> _Stated problem_:
Some lines in the records below may hold the word "color"; give the number of those lines and nothing else.
— Start Provided data —
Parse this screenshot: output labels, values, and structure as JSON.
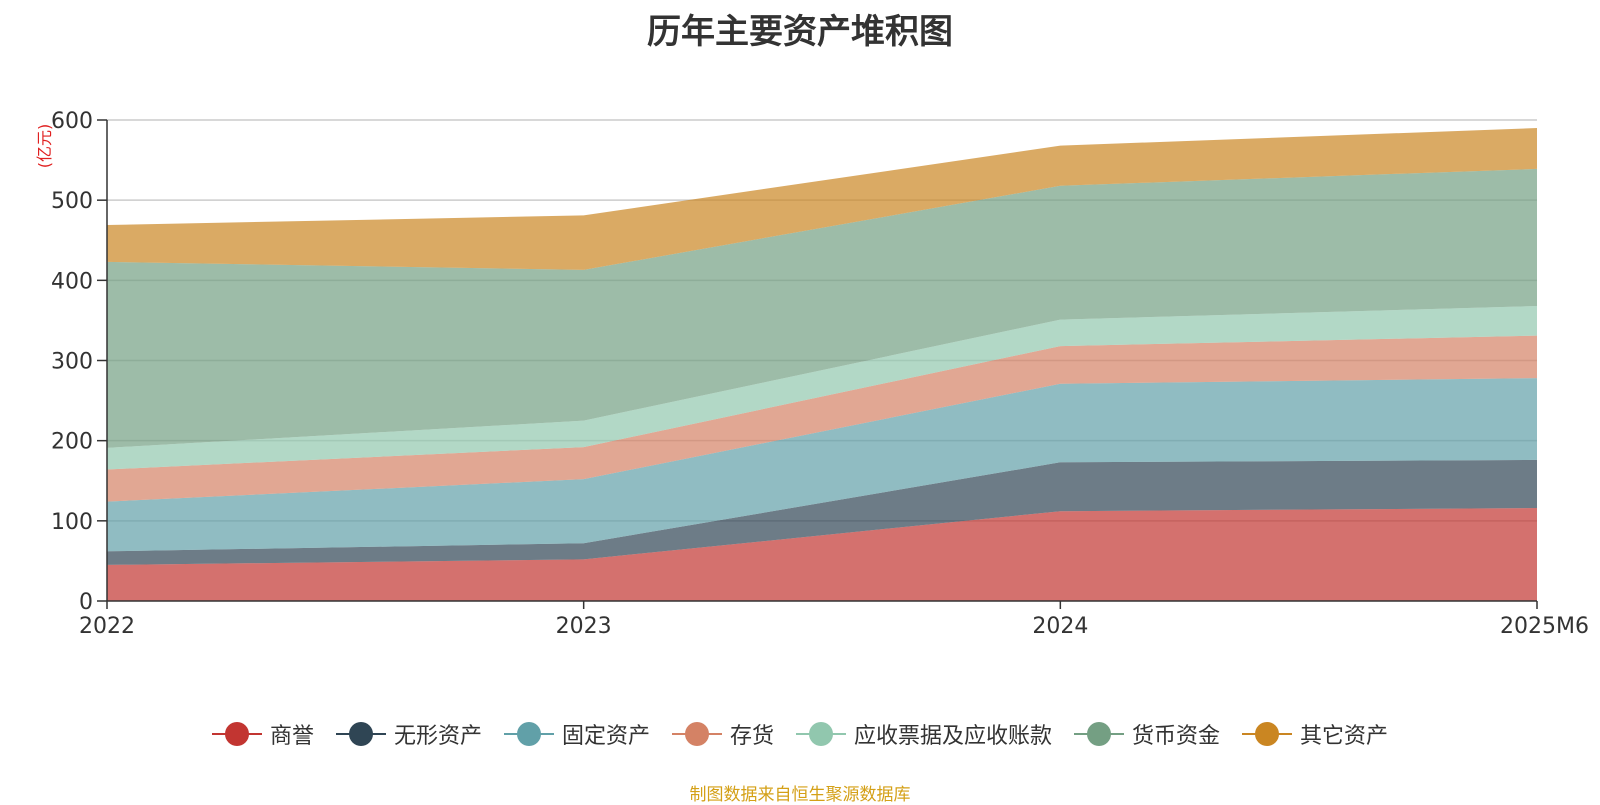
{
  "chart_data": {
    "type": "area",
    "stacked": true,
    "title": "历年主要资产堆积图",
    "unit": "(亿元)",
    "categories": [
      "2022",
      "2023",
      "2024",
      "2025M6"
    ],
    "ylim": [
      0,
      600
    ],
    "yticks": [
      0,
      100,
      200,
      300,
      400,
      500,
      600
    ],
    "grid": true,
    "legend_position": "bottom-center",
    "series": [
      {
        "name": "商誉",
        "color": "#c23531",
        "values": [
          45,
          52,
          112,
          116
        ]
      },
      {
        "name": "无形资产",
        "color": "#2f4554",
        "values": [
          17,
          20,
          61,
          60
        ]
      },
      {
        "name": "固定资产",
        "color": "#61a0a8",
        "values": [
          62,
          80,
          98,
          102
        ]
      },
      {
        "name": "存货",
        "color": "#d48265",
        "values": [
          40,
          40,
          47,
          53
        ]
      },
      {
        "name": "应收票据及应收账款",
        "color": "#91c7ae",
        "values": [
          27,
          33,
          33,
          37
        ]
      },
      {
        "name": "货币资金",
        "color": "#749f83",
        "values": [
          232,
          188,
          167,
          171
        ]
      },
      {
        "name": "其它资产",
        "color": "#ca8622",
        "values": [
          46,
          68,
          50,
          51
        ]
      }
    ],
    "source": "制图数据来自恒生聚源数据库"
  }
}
— End Provided data —
> _Result below_:
7